▸ **Provided material**:
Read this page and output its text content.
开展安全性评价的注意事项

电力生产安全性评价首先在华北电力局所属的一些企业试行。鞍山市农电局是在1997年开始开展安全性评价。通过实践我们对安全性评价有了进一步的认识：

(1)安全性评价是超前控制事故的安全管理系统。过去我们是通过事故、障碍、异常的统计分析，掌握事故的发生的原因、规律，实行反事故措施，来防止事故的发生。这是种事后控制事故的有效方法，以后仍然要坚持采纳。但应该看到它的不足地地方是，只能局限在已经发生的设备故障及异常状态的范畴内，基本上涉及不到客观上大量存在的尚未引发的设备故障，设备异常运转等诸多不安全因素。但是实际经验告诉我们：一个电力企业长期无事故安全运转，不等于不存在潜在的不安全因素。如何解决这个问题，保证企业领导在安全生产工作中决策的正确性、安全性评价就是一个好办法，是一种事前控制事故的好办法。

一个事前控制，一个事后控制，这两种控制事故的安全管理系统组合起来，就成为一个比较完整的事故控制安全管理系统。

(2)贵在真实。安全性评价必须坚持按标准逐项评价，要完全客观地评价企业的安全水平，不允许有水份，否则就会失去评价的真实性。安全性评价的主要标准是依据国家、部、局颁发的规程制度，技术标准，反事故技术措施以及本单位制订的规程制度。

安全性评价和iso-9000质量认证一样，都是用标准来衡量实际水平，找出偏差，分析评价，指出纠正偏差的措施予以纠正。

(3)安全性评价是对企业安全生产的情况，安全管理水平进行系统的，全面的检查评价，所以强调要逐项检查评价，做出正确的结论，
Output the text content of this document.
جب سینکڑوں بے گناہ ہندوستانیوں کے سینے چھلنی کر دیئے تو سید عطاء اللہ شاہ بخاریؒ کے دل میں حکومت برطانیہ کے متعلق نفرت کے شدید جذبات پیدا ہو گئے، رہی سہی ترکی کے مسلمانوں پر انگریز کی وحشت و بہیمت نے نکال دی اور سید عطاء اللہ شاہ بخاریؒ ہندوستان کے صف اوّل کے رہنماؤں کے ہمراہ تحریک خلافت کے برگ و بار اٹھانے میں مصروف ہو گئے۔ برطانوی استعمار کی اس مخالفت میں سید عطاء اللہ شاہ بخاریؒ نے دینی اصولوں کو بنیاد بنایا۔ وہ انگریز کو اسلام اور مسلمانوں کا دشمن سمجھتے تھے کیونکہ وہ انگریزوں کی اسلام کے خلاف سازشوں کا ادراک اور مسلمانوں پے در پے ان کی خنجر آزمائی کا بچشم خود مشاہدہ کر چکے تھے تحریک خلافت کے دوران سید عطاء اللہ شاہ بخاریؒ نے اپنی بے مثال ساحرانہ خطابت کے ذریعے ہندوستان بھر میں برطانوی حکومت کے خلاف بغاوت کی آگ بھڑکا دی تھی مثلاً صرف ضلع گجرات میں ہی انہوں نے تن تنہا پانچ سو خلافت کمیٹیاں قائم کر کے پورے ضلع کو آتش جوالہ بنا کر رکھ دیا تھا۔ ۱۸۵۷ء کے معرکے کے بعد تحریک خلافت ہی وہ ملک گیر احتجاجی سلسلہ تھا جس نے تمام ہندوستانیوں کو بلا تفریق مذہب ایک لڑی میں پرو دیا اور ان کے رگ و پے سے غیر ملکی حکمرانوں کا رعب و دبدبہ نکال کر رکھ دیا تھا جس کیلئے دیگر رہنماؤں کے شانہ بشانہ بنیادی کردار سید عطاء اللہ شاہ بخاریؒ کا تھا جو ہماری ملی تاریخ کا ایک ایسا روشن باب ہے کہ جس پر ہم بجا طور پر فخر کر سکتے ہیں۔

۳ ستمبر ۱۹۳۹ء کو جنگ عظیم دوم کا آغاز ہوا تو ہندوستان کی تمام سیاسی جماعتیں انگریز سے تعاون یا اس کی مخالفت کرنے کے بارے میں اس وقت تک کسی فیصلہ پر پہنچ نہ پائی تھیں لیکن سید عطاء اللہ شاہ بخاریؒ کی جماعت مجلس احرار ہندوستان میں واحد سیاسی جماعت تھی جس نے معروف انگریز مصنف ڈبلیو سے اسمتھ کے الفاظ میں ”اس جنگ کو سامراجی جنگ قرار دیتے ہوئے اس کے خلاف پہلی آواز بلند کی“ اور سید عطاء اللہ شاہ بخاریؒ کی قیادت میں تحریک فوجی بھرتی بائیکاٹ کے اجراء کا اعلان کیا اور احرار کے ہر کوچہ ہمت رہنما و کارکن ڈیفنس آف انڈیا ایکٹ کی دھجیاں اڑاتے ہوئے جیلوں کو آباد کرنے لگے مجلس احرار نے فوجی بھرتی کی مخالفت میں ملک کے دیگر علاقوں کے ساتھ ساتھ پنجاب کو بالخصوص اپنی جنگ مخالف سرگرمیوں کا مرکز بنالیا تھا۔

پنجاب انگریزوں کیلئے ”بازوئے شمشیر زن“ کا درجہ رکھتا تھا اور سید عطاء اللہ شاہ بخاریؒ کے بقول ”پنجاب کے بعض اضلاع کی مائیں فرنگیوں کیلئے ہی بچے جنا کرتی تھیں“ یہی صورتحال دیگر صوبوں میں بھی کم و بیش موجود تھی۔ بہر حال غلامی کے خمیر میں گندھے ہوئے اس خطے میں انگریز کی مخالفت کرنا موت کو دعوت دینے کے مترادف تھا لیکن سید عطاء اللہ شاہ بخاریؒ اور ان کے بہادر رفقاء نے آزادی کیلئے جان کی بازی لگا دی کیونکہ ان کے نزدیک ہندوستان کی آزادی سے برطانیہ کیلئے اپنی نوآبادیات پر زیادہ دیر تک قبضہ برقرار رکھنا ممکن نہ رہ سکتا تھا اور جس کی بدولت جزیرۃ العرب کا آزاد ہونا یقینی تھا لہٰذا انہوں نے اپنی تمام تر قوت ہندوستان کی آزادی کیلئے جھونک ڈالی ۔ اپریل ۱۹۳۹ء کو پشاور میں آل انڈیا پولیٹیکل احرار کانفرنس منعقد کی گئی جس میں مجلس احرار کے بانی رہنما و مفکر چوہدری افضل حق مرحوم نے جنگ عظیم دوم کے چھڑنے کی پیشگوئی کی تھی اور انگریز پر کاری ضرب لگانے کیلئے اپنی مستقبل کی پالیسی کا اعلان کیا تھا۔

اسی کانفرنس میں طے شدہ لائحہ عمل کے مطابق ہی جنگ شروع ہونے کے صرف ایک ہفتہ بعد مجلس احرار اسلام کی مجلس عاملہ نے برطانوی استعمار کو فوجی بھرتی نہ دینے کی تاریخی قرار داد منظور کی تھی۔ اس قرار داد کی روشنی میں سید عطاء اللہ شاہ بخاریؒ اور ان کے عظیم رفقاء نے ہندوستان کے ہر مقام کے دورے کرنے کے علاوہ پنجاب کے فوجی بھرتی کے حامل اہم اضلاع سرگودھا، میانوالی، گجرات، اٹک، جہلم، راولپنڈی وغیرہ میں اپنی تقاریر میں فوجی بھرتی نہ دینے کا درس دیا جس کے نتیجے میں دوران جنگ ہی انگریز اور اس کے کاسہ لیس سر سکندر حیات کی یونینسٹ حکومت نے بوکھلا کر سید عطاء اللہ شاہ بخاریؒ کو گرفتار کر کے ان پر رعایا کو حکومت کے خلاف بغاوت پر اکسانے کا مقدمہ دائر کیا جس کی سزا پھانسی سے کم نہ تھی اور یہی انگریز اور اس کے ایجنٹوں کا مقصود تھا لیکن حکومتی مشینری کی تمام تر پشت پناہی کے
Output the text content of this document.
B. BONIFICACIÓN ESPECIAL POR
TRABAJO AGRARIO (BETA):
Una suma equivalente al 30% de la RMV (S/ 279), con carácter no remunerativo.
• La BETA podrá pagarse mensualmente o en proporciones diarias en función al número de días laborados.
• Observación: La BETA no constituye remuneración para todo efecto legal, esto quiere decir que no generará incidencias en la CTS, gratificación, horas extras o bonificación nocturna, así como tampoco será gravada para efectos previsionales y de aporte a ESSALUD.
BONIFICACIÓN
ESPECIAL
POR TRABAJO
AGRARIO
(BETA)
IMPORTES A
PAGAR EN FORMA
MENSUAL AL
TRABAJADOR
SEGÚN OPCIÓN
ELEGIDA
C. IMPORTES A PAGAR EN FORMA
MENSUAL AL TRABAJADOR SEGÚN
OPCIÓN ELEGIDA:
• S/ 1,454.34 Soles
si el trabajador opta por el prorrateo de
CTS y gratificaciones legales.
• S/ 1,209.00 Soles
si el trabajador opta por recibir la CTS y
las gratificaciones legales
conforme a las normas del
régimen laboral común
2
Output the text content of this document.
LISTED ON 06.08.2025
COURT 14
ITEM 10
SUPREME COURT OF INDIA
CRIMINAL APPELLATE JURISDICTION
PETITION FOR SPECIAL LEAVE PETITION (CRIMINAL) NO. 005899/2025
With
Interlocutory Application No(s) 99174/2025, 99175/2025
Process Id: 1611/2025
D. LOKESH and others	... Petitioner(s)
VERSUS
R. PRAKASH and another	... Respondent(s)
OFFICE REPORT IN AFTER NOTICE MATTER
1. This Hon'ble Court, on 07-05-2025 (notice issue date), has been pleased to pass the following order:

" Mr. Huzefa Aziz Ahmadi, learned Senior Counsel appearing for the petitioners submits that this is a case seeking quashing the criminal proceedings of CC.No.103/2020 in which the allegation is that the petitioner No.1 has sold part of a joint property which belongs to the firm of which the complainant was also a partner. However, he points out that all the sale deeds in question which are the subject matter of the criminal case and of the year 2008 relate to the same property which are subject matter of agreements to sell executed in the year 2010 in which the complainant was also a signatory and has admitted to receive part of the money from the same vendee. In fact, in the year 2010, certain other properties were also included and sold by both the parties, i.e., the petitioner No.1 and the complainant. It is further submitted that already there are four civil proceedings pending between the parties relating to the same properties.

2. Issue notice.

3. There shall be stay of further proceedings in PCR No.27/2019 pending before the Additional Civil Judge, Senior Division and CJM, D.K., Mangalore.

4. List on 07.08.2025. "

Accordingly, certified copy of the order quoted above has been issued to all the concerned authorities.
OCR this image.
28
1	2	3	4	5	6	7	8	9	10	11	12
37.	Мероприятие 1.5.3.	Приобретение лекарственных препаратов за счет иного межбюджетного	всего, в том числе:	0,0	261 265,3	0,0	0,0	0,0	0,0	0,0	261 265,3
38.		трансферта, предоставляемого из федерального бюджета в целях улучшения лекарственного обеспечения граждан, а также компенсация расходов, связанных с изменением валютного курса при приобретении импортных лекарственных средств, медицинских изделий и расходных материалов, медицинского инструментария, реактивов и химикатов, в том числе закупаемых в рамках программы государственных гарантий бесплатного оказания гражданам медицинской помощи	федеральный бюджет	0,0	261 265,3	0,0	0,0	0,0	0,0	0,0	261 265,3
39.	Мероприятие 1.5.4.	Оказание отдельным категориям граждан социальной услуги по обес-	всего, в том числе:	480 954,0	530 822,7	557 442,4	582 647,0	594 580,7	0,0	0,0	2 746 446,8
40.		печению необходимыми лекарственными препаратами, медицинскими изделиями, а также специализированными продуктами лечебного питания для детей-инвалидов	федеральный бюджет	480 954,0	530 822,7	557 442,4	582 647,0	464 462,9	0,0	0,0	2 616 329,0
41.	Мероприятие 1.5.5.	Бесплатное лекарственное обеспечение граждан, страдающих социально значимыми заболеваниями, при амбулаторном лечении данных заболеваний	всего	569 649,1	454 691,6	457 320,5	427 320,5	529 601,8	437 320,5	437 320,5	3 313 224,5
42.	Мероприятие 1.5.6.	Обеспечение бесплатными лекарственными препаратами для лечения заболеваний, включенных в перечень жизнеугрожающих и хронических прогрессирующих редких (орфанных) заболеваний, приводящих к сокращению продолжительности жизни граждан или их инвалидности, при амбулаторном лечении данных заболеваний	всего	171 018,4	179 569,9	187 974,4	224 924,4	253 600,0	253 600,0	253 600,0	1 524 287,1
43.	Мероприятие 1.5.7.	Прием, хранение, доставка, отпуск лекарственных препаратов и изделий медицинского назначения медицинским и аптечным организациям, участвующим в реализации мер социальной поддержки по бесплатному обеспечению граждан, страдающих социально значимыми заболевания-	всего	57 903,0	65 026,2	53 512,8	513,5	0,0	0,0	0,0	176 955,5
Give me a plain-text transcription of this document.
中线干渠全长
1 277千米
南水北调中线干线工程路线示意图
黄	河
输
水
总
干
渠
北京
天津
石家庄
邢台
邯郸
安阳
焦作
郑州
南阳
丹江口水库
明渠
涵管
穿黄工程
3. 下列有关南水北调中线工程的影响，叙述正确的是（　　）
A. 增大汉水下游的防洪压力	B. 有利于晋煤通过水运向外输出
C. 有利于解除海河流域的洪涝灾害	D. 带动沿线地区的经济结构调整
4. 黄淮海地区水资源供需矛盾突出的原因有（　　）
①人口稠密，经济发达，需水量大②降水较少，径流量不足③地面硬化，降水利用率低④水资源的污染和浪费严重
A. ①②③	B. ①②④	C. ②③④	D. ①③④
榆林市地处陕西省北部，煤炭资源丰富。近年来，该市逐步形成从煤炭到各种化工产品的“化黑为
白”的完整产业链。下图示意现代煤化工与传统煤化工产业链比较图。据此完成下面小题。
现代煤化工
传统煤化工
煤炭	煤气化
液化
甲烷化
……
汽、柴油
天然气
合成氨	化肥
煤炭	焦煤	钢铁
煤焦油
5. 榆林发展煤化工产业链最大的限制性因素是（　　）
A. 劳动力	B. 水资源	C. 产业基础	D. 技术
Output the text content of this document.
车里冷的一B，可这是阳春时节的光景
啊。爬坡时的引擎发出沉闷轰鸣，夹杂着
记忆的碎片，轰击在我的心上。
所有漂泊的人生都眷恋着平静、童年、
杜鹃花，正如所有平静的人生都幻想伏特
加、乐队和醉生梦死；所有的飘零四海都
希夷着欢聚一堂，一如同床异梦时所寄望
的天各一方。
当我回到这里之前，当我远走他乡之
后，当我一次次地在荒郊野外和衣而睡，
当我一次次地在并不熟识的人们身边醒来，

▸ **Exercise instructions**:
What is the number of lines that hold the string "препаратов"? Reply with that number alone.

▸ **Solution for this problem**:
2